What you are asked to do -
Write the material out again exactly as it stands.

•••

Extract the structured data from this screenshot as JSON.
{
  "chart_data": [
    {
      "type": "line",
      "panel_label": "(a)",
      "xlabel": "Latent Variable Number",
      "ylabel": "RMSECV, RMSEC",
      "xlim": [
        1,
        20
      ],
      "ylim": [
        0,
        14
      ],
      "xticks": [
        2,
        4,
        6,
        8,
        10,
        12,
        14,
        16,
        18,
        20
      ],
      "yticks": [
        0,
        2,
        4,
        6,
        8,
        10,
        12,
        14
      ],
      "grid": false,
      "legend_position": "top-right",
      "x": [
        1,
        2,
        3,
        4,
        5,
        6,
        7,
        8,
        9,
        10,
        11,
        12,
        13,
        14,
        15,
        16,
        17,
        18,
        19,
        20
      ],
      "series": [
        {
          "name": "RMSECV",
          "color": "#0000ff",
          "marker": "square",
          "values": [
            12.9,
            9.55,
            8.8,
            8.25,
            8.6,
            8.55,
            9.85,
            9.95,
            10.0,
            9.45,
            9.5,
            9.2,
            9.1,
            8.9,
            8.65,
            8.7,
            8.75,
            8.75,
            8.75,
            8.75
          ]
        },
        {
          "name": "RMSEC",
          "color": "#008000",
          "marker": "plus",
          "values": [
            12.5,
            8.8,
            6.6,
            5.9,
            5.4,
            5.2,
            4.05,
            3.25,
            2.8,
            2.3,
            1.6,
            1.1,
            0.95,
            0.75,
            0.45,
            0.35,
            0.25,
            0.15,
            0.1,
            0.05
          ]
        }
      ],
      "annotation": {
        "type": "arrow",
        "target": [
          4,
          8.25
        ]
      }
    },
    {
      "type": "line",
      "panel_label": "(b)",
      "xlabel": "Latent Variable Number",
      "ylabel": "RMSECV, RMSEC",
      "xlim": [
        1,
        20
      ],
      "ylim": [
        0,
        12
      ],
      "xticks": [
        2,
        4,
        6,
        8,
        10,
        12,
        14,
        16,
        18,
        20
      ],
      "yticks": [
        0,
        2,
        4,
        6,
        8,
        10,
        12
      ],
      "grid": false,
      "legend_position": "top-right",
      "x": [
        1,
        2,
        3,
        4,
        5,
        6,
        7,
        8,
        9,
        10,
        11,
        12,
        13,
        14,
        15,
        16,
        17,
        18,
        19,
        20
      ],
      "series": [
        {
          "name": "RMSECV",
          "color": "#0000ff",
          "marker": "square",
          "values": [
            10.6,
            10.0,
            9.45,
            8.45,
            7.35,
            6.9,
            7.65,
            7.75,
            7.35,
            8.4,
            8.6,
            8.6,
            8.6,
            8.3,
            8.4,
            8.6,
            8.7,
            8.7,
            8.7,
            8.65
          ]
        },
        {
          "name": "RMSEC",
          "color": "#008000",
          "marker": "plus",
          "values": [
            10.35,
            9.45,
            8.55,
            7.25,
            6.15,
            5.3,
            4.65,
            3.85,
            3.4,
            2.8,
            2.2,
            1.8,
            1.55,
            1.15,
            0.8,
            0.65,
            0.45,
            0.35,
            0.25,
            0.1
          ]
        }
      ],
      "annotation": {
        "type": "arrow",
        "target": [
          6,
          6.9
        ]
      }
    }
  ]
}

•••

Written answer -
Extract the structured data from this screenshot as JSON.
{
  "chart_data": [
    {
      "type": "line",
      "panel_label": "(a)",
      "xlabel": "Latent Variable Number",
      "ylabel": "RMSECV, RMSEC",
      "xlim": [
        1,
        20
      ],
      "ylim": [
        0,
        14
      ],
      "xticks": [
        2,
        4,
        6,
        8,
        10,
        12,
        14,
        16,
        18,
        20
      ],
      "yticks": [
        0,
        2,
        4,
        6,
        8,
        10,
        12,
        14
      ],
      "grid": false,
      "legend_position": "top-right",
      "x": [
        1,
        2,
        3,
        4,
        5,
        6,
        7,
        8,
        9,
        10,
        11,
        12,
        13,
        14,
        15,
        16,
        17,
        18,
        19,
        20
      ],
      "series": [
        {
          "name": "RMSECV",
          "color": "#0000ff",
          "marker": "square",
          "values": [
            12.9,
            9.55,
            8.8,
            8.25,
            8.6,
            8.55,
            9.85,
            9.95,
            10.0,
            9.45,
            9.5,
            9.2,
            9.1,
            8.9,
            8.65,
            8.7,
            8.75,
            8.75,
            8.75,
            8.75
          ]
        },
        {
          "name": "RMSEC",
          "color": "#008000",
          "marker": "plus",
          "values": [
            12.5,
            8.8,
            6.6,
            5.9,
            5.4,
            5.2,
            4.05,
            3.25,
            2.8,
            2.3,
            1.6,
            1.1,
            0.95,
            0.75,
            0.45,
            0.35,
            0.25,
            0.15,
            0.1,
            0.05
          ]
        }
      ],
      "annotation": {
        "type": "arrow",
        "target": [
          4,
          8.25
        ]
      }
    },
    {
      "type": "line",
      "panel_label": "(b)",
      "xlabel": "Latent Variable Number",
      "ylabel": "RMSECV, RMSEC",
      "xlim": [
        1,
        20
      ],
      "ylim": [
        0,
        12
      ],
      "xticks": [
        2,
        4,
        6,
        8,
        10,
        12,
        14,
        16,
        18,
        20
      ],
      "yticks": [
        0,
        2,
        4,
        6,
        8,
        10,
        12
      ],
      "grid": false,
      "legend_position": "top-right",
      "x": [
        1,
        2,
        3,
        4,
        5,
        6,
        7,
        8,
        9,
        10,
        11,
        12,
        13,
        14,
        15,
        16,
        17,
        18,
        19,
        20
      ],
      "series": [
        {
          "name": "RMSECV",
          "color": "#0000ff",
          "marker": "square",
          "values": [
            10.6,
            10.0,
            9.45,
            8.45,
            7.35,
            6.9,
            7.65,
            7.75,
            7.35,
            8.4,
            8.6,
            8.6,
            8.6,
            8.3,
            8.4,
            8.6,
            8.7,
            8.7,
            8.7,
            8.65
          ]
        },
        {
          "name": "RMSEC",
          "color": "#008000",
          "marker": "plus",
          "values": [
            10.35,
            9.45,
            8.55,
            7.25,
            6.15,
            5.3,
            4.65,
            3.85,
            3.4,
            2.8,
            2.2,
            1.8,
            1.55,
            1.15,
            0.8,
            0.65,
            0.45,
            0.35,
            0.25,
            0.1
          ]
        }
      ],
      "annotation": {
        "type": "arrow",
        "target": [
          6,
          6.9
        ]
      }
    }
  ]
}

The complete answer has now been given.